— begin DATA EXTRACT —
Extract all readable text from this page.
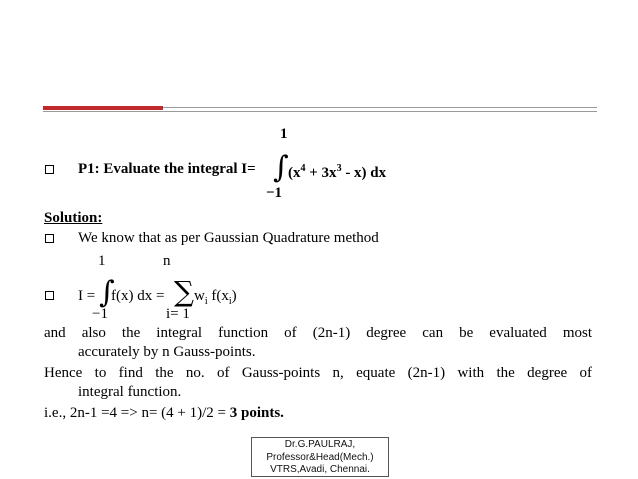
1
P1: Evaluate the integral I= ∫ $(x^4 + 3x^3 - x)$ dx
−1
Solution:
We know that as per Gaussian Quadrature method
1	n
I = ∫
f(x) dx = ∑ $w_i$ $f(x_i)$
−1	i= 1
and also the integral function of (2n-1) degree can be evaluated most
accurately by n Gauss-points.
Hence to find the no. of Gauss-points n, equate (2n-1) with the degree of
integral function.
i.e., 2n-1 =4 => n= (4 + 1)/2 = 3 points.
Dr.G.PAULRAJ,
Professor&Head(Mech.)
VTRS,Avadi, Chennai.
— end DATA EXTRACT —
— begin DATA EXTRACT —
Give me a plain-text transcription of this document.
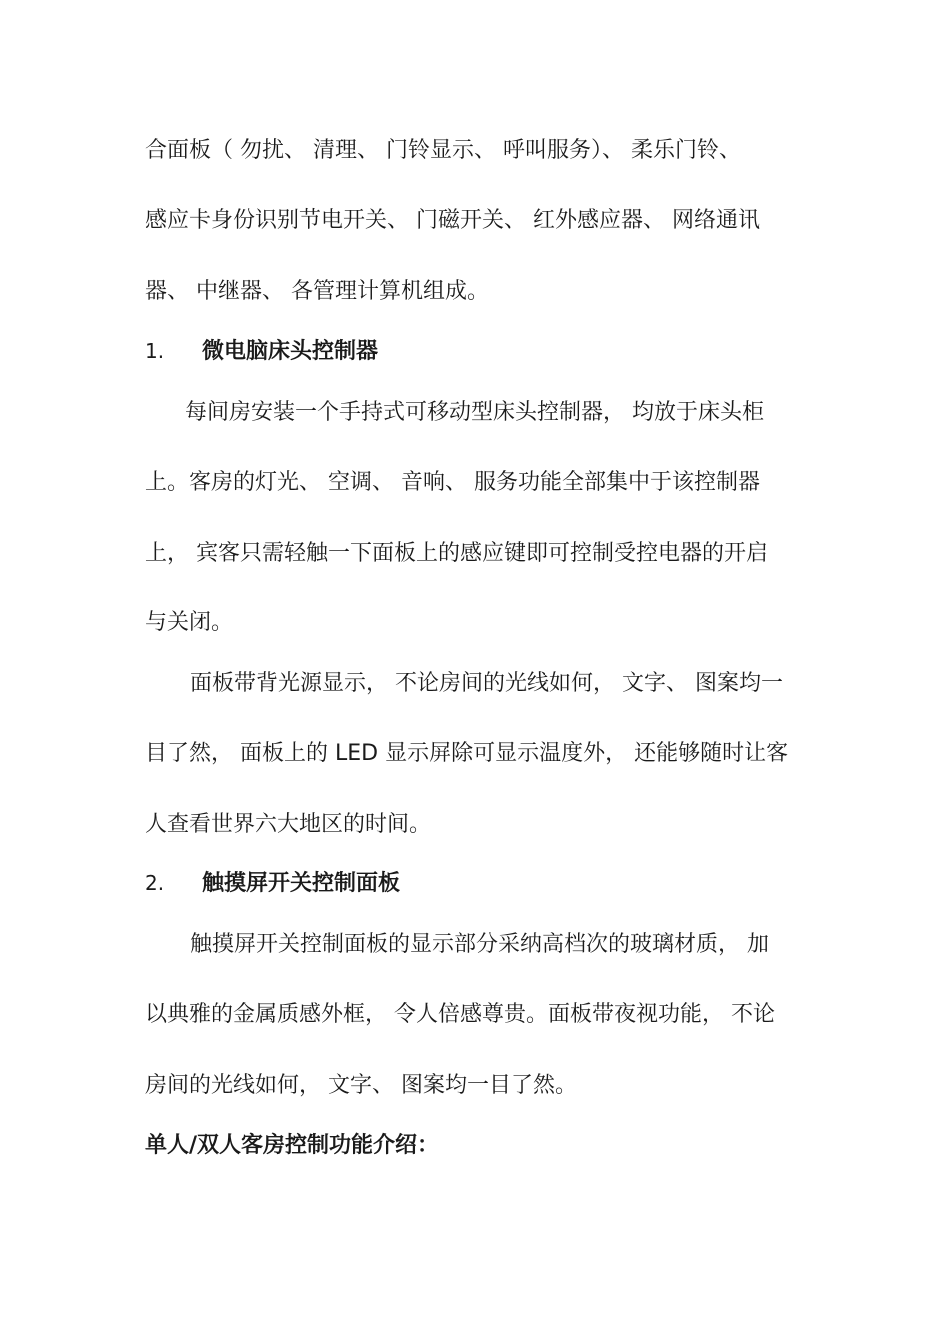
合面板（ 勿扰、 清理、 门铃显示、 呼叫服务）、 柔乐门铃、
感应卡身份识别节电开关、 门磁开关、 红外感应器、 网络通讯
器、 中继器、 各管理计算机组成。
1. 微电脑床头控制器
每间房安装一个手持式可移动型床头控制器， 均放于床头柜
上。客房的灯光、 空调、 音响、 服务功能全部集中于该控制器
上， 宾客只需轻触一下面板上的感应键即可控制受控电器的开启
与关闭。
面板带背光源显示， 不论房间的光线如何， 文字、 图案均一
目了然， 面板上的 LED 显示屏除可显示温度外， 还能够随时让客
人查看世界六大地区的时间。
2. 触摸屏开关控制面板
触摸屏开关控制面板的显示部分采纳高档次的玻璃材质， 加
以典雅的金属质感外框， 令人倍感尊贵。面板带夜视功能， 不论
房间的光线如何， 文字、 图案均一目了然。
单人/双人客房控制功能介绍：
— end DATA EXTRACT —
**GIVEN EXERCISE**
Determine the count of lines in the data above with the string "integral" in them, and give that count alone.

**SOLUTION**
3